## Records for processing
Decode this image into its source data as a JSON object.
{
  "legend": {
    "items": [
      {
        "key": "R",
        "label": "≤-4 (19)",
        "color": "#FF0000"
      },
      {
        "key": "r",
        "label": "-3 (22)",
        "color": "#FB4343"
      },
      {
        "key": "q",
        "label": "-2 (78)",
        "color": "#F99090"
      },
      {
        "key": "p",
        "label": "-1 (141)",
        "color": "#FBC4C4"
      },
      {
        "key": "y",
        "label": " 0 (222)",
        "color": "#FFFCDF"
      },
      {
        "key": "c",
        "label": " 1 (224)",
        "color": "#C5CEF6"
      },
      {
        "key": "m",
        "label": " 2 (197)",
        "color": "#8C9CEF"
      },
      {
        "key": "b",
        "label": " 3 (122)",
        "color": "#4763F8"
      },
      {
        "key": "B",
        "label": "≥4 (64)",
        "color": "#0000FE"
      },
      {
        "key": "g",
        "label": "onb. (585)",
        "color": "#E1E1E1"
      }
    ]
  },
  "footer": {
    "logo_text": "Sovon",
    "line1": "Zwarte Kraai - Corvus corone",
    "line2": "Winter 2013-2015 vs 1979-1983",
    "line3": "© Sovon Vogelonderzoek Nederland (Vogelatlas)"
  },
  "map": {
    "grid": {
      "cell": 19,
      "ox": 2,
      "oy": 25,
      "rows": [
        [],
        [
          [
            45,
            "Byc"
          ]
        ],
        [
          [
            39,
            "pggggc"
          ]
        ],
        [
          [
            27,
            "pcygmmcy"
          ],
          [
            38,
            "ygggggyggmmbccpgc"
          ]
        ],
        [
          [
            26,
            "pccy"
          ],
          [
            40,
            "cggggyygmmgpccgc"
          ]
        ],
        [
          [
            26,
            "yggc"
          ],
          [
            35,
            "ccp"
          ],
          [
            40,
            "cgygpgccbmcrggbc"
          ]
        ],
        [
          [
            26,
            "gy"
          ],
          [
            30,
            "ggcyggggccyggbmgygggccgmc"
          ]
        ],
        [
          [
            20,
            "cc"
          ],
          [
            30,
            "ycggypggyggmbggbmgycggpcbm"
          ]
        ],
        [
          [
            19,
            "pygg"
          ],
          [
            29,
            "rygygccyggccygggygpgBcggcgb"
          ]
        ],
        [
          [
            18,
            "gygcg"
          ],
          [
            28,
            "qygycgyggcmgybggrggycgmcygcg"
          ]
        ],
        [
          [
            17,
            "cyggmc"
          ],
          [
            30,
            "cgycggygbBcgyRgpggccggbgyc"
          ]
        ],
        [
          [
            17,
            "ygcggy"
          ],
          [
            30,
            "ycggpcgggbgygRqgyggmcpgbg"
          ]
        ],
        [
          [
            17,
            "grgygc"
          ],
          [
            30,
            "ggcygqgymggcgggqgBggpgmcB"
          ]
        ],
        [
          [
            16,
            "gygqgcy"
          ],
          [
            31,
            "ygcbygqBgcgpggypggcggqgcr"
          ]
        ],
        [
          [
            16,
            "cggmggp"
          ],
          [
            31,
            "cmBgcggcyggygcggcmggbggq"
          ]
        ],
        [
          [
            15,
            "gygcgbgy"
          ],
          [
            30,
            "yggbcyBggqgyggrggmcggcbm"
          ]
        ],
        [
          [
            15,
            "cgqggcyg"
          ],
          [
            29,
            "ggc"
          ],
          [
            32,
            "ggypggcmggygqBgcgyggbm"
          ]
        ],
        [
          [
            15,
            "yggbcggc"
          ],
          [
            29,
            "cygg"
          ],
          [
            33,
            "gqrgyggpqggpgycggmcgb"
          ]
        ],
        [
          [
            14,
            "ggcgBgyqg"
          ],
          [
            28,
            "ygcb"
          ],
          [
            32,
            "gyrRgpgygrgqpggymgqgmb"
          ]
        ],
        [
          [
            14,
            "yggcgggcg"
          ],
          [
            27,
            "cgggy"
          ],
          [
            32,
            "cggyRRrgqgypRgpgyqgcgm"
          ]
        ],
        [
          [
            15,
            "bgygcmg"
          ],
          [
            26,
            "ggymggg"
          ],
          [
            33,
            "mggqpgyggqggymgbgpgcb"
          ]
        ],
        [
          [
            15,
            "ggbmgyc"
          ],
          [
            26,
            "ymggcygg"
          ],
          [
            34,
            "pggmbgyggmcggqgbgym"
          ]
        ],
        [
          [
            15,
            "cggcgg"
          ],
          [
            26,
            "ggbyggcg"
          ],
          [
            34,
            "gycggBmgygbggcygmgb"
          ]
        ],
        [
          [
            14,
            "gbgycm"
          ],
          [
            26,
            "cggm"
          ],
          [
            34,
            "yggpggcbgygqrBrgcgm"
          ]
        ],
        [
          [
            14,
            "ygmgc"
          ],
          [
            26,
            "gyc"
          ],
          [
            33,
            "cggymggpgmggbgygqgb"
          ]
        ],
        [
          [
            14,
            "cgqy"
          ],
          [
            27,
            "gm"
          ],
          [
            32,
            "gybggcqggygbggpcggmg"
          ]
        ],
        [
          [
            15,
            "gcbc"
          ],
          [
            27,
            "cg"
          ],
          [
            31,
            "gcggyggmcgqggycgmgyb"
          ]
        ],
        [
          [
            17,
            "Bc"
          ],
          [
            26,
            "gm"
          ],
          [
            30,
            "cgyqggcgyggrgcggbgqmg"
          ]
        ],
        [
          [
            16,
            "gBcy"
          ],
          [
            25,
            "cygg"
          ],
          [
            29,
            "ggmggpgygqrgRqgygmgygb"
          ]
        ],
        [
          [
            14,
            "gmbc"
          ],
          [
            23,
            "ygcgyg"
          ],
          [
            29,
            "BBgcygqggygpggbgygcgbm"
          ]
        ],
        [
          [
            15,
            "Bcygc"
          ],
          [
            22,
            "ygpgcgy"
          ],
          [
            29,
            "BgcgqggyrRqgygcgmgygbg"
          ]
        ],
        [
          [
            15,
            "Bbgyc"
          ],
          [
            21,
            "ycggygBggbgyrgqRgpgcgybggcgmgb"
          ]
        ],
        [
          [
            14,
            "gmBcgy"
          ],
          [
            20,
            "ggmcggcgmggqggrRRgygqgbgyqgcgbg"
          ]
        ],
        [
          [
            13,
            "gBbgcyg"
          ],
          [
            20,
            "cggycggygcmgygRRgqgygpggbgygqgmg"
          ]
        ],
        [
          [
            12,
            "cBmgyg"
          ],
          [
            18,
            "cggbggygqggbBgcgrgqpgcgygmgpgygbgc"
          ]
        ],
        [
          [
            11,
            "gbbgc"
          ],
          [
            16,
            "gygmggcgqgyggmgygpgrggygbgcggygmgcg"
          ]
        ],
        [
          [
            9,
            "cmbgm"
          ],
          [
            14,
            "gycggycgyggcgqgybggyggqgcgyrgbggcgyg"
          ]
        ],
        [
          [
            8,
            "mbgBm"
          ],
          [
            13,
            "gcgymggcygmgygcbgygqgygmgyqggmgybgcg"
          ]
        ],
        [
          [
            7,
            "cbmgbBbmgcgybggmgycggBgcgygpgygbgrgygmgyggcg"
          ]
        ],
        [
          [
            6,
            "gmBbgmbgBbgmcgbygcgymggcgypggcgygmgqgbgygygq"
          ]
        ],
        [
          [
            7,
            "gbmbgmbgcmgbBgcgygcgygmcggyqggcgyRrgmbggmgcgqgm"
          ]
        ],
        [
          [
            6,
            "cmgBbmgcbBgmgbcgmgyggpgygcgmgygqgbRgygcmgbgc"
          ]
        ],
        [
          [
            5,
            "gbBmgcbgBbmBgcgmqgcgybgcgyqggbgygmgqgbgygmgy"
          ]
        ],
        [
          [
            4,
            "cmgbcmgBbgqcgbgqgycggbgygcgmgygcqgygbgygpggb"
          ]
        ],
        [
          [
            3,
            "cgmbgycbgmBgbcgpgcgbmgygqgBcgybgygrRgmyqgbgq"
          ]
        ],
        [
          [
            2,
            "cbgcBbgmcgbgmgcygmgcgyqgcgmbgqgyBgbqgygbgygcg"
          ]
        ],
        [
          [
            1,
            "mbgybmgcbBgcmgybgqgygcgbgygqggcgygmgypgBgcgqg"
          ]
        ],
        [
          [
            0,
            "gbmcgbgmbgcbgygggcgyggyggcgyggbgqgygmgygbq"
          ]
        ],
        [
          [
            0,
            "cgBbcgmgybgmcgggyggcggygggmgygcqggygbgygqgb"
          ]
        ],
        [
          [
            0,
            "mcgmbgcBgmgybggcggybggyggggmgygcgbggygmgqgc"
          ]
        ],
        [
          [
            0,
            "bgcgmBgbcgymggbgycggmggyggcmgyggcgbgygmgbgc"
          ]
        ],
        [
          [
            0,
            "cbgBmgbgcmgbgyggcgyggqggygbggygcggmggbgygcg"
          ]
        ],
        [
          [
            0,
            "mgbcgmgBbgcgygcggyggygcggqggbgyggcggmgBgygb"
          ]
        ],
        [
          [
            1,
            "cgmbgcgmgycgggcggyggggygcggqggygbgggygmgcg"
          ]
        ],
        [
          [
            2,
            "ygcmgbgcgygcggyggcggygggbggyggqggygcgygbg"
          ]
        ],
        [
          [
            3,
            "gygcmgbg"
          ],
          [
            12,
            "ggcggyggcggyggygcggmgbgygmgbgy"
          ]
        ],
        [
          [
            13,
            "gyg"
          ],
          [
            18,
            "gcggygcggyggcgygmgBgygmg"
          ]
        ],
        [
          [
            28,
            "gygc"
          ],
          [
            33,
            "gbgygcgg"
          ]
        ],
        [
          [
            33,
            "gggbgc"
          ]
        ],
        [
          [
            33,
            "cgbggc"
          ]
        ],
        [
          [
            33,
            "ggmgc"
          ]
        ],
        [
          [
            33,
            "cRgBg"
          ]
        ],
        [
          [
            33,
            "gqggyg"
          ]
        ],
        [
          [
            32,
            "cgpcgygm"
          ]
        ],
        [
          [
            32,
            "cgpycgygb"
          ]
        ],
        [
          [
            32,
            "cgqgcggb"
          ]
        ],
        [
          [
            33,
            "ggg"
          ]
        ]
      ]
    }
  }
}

## Request
Report all lines of the data that include the word "color".

## Solution for this exercise
        "color": "#FF0000"
        "color": "#FB4343"
        "color": "#F99090"
        "color": "#FBC4C4"
        "color": "#FFFCDF"
        "color": "#C5CEF6"
        "color": "#8C9CEF"
        "color": "#4763F8"
        "color": "#0000FE"
        "color": "#E1E1E1"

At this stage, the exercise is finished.